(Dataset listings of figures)
begin

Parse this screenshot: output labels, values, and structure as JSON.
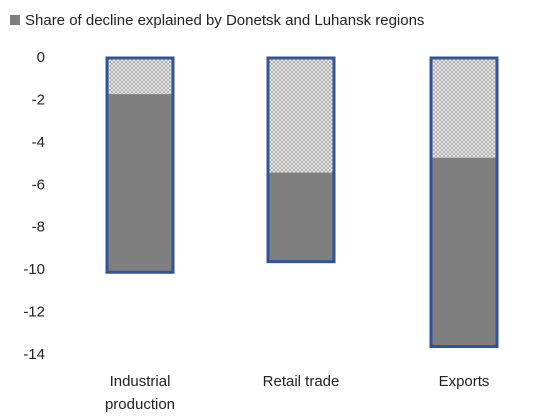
{
  "chart_data": {
    "type": "stacked_bar",
    "categories": [
      "Industrial production",
      "Retail trade",
      "Exports"
    ],
    "series": [
      {
        "values": [
          -1.7,
          -5.4,
          -4.7
        ],
        "color": "#d9d9d9",
        "pattern": "crosshatch"
      },
      {
        "name": "Share of decline explained by Donetsk and Luhansk regions",
        "values": [
          -8.4,
          -4.2,
          -8.9
        ],
        "color": "#7f7f7f"
      }
    ],
    "border_color": "#2f5597",
    "ylim": [
      -14,
      0
    ],
    "yticks": [
      0,
      -2,
      -4,
      -6,
      -8,
      -10,
      -12,
      -14
    ],
    "grid": false,
    "legend": "top"
  }
}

end

◆ Problem:
Are you able to set down all the lines above exactly, without any pictures?

◆ Right answer:
Parse this screenshot: output labels, values, and structure as JSON.
{
  "chart_data": {
    "type": "stacked_bar",
    "categories": [
      "Industrial production",
      "Retail trade",
      "Exports"
    ],
    "series": [
      {
        "values": [
          -1.7,
          -5.4,
          -4.7
        ],
        "color": "#d9d9d9",
        "pattern": "crosshatch"
      },
      {
        "name": "Share of decline explained by Donetsk and Luhansk regions",
        "values": [
          -8.4,
          -4.2,
          -8.9
        ],
        "color": "#7f7f7f"
      }
    ],
    "border_color": "#2f5597",
    "ylim": [
      -14,
      0
    ],
    "yticks": [
      0,
      -2,
      -4,
      -6,
      -8,
      -10,
      -12,
      -14
    ],
    "grid": false,
    "legend": "top"
  }
}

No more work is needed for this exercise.